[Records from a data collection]
■ ■ ■ ■

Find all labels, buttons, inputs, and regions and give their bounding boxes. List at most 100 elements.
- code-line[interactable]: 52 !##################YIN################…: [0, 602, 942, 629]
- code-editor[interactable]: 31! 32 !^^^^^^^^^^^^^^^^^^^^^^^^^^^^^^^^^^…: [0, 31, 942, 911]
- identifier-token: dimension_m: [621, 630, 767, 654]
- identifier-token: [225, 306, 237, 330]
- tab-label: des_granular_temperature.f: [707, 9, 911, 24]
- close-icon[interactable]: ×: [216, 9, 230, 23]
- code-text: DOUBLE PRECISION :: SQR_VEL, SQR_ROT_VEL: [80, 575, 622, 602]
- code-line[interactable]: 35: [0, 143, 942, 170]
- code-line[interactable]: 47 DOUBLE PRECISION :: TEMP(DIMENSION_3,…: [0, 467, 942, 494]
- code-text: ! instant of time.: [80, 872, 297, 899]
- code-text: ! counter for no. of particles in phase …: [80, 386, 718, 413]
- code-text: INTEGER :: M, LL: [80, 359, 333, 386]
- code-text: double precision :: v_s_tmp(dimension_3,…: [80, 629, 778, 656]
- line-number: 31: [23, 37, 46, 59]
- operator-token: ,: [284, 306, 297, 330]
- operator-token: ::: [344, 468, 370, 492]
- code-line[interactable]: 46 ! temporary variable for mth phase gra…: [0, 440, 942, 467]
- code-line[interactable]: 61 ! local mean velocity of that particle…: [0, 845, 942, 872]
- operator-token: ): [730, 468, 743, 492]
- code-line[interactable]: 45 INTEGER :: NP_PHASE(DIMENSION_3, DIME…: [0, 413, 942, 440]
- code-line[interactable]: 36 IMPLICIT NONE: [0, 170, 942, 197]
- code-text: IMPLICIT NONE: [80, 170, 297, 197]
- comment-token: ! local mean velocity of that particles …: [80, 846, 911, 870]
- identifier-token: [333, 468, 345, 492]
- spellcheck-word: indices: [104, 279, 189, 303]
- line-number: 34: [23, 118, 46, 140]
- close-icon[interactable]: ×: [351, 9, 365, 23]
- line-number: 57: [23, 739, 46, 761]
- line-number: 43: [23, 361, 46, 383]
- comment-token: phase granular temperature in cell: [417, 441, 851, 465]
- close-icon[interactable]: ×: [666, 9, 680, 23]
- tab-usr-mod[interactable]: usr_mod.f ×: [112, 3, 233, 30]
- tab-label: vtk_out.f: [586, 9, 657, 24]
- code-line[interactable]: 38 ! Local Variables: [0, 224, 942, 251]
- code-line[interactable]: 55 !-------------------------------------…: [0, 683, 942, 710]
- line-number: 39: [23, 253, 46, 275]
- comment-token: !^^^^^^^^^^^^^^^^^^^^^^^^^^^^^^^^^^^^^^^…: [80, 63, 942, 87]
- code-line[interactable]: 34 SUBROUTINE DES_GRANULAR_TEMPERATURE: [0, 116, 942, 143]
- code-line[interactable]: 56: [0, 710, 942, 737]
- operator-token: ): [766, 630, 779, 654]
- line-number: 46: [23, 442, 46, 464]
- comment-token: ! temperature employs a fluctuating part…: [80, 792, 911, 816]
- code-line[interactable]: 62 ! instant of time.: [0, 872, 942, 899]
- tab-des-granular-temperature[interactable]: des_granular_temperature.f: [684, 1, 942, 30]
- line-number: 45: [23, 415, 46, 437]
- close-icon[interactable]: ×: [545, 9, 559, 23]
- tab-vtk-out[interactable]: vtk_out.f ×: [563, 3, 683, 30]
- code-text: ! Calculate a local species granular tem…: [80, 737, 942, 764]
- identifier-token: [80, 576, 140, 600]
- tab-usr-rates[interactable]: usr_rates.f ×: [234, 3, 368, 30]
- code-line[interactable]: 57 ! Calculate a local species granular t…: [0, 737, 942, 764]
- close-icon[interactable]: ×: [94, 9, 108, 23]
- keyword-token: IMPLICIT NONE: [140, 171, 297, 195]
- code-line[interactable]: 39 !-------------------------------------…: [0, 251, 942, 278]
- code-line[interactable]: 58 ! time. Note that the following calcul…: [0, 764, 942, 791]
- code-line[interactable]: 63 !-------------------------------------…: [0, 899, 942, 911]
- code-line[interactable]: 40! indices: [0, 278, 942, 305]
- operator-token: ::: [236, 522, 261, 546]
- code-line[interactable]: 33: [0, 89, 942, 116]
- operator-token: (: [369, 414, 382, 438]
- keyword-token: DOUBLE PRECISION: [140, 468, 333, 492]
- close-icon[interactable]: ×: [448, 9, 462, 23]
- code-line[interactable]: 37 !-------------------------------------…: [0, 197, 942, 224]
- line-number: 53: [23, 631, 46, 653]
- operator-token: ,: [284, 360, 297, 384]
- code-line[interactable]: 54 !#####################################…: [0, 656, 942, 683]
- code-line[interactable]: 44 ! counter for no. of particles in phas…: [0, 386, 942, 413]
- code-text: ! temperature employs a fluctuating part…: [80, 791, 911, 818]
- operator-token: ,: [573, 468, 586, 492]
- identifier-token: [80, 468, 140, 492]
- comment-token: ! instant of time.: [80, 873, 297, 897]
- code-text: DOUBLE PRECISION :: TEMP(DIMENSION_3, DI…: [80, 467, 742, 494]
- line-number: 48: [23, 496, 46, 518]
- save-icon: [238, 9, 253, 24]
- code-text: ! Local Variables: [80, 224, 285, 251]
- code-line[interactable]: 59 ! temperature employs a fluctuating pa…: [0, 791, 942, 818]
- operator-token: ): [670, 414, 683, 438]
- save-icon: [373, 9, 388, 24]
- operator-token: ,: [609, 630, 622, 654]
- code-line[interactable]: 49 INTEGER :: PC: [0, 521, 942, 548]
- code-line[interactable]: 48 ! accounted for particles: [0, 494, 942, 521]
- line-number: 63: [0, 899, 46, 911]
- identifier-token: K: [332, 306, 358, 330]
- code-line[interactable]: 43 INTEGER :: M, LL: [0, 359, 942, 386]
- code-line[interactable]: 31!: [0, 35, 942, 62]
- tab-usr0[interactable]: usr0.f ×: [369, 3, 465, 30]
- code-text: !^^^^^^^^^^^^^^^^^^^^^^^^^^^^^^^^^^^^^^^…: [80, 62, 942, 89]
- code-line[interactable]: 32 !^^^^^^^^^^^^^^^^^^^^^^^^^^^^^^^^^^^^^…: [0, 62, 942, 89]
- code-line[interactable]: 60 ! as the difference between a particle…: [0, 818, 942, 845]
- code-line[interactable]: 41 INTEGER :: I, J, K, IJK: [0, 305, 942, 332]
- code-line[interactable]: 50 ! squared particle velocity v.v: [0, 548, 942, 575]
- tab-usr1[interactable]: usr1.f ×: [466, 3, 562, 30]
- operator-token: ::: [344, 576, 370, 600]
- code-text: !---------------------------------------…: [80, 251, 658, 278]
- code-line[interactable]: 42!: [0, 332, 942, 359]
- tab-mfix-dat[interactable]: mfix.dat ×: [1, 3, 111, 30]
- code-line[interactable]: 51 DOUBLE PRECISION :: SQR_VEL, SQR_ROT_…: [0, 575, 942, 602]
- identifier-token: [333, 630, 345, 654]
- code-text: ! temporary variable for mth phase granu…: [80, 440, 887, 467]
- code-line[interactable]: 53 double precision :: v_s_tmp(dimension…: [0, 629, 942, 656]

■ ■ ■ ■

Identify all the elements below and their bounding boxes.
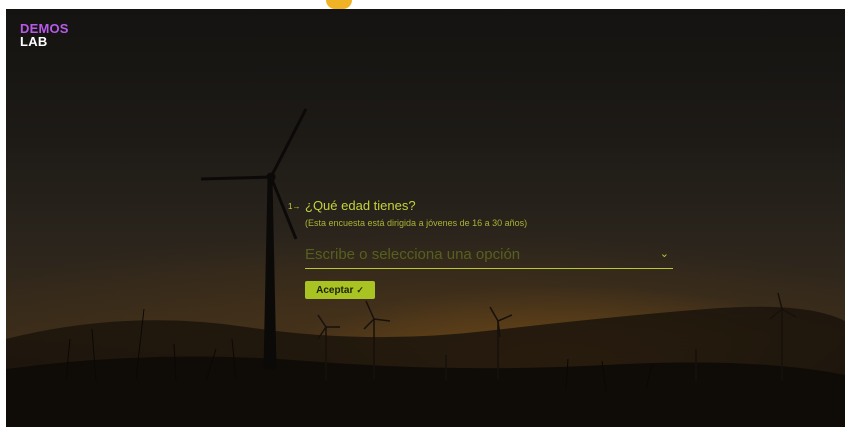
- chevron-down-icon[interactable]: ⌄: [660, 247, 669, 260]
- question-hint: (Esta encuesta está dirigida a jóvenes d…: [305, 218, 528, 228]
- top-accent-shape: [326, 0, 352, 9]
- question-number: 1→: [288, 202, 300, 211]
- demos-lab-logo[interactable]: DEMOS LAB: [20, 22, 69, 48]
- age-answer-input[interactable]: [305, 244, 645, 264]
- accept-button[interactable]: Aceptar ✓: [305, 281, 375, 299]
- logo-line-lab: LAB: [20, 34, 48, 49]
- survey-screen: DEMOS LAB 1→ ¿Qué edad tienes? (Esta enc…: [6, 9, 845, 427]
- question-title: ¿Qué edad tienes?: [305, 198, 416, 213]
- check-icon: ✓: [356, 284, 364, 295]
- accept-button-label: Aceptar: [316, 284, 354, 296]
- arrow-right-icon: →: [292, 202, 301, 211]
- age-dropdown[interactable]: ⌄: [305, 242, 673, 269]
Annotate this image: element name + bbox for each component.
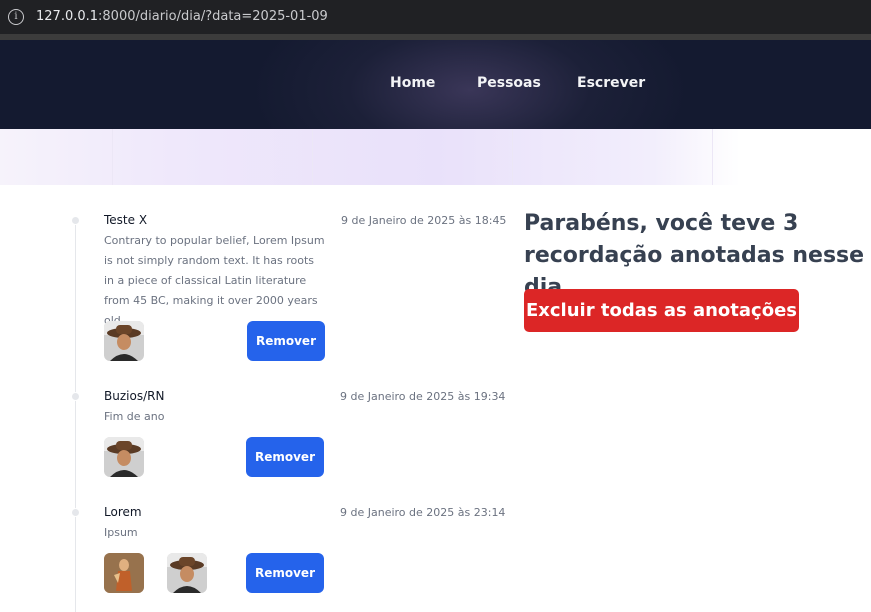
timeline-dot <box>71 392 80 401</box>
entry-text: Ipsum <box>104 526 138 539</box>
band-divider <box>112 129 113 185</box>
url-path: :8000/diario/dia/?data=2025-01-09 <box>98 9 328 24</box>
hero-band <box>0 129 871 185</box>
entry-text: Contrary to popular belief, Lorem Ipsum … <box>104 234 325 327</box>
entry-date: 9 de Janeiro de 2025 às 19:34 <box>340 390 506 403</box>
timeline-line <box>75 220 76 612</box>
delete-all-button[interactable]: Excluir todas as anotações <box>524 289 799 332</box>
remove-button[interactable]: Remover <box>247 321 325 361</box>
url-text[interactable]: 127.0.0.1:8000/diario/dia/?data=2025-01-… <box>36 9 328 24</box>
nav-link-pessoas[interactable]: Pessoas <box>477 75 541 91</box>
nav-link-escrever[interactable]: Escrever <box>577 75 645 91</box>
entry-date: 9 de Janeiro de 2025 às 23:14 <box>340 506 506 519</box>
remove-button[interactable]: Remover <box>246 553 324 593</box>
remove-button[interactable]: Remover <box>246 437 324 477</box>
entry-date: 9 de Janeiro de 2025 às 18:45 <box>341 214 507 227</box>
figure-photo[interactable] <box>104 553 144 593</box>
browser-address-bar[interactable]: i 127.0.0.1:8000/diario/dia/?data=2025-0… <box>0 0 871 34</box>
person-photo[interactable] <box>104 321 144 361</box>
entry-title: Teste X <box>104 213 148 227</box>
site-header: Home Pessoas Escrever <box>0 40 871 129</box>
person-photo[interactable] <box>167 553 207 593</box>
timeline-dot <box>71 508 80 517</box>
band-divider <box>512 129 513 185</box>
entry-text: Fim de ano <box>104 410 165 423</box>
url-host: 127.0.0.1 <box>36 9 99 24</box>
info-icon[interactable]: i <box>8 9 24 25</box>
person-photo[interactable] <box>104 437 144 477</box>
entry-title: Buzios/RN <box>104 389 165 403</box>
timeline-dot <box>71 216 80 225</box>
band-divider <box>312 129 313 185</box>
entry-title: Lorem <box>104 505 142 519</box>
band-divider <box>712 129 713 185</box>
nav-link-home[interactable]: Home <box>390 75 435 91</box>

■ ■ ■ ■

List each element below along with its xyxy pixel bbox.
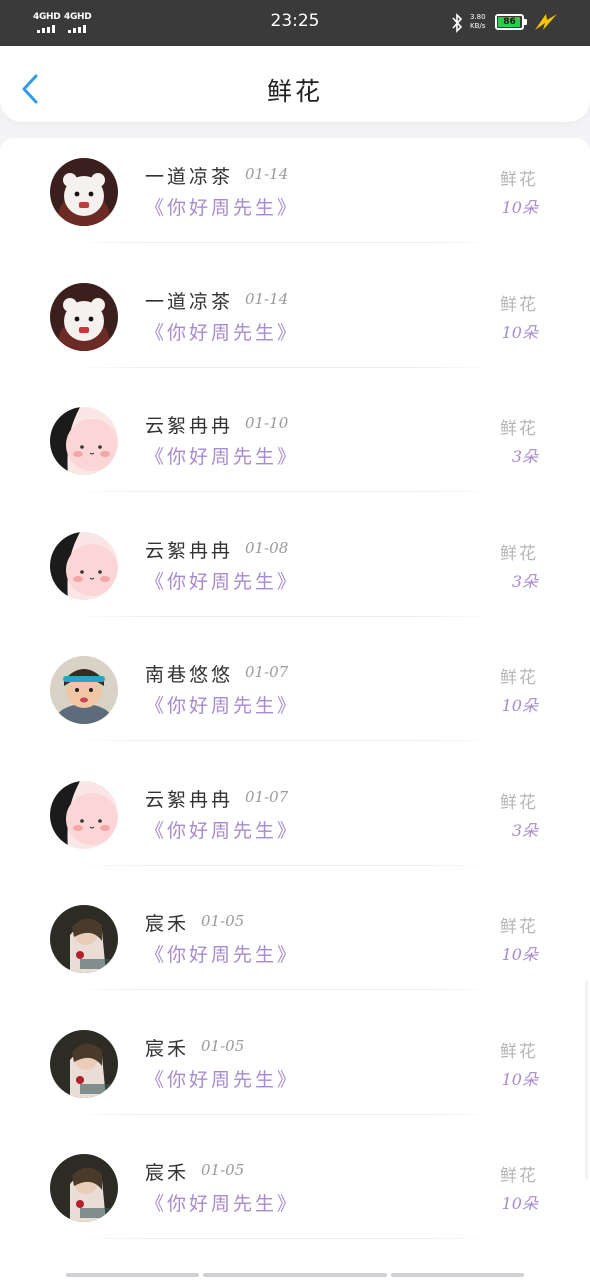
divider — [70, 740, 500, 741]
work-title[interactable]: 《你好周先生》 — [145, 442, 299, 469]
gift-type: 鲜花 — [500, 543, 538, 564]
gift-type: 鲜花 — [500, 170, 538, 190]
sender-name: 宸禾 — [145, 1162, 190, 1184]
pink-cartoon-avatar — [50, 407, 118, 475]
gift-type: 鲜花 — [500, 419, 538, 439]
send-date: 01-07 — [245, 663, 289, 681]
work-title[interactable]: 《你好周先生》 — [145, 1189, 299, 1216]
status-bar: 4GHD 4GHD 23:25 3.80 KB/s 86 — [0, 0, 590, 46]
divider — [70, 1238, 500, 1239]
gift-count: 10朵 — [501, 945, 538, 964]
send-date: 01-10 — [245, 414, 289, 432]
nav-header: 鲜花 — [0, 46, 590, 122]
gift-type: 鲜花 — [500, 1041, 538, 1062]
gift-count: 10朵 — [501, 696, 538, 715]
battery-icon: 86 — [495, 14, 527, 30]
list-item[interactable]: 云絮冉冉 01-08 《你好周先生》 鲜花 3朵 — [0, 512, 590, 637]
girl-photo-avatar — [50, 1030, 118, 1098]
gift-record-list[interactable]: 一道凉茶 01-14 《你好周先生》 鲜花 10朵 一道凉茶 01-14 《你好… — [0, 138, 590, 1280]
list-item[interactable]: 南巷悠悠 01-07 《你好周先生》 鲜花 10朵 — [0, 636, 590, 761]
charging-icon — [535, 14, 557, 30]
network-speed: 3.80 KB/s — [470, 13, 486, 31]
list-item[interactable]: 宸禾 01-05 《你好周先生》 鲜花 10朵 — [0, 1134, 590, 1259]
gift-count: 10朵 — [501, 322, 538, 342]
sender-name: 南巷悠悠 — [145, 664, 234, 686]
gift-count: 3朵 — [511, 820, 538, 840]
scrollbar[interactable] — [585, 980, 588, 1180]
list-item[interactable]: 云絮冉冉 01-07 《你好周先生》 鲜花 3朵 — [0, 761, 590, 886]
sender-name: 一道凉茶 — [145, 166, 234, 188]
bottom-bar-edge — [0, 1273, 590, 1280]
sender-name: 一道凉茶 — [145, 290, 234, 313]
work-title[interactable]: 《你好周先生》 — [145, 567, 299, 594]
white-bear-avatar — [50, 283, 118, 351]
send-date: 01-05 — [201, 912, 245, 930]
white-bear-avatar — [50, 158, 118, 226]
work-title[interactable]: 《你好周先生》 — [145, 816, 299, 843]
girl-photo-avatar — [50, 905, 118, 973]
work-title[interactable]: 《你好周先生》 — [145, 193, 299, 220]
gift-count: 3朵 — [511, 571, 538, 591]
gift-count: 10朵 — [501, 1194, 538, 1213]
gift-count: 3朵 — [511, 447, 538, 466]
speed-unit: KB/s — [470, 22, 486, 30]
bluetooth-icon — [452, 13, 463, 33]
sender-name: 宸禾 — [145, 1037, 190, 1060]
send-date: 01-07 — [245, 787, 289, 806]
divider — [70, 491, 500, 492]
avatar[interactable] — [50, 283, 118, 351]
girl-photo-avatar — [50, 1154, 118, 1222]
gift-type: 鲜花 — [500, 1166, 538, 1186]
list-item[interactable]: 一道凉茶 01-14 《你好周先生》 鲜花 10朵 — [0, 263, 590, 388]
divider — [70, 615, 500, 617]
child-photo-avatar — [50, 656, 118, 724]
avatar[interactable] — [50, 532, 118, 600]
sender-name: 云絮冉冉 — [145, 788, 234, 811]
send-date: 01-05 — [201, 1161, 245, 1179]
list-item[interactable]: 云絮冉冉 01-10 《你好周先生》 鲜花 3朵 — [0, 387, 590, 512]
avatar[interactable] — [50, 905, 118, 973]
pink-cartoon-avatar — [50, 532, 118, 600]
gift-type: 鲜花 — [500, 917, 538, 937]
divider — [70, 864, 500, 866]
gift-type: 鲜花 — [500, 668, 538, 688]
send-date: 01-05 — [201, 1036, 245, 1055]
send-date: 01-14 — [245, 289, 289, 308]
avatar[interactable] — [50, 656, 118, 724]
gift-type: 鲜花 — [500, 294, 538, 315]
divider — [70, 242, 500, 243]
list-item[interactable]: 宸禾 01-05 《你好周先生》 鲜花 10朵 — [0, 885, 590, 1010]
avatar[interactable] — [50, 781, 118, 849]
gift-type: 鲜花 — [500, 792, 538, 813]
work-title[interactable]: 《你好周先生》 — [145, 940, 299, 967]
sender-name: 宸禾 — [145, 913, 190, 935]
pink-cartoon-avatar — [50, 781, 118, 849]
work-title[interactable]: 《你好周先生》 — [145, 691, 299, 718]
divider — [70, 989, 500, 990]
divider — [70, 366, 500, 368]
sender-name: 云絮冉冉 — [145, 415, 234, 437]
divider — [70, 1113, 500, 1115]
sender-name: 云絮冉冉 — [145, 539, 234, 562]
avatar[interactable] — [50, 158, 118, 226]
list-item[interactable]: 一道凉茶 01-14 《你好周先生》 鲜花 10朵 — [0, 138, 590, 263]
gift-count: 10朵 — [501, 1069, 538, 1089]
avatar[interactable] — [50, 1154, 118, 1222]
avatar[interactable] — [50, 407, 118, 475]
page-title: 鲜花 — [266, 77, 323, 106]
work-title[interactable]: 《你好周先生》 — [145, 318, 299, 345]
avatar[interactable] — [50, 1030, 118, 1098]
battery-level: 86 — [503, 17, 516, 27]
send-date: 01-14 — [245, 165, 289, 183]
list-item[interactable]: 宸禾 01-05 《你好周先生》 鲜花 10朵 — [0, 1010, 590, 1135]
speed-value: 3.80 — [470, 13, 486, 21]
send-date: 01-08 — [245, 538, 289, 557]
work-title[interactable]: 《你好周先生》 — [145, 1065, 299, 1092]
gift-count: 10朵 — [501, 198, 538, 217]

■ ■ ■ ■

Please put the rows from the line with "Find all labels, buttons, inputs, and" up to and including the line with "- code-line[interactable]: 52" into a Markdown table with the columns Number and Line, leaving out any blank lines.

| Number | Line |
|---|---|
| 1 | Find all labels, buttons, inputs, and regions and give their bounding boxes. List at most 100 elements. |
| 2 | - code-line[interactable]: 52 !##################YIN################…: [0, 602, 942, 629] |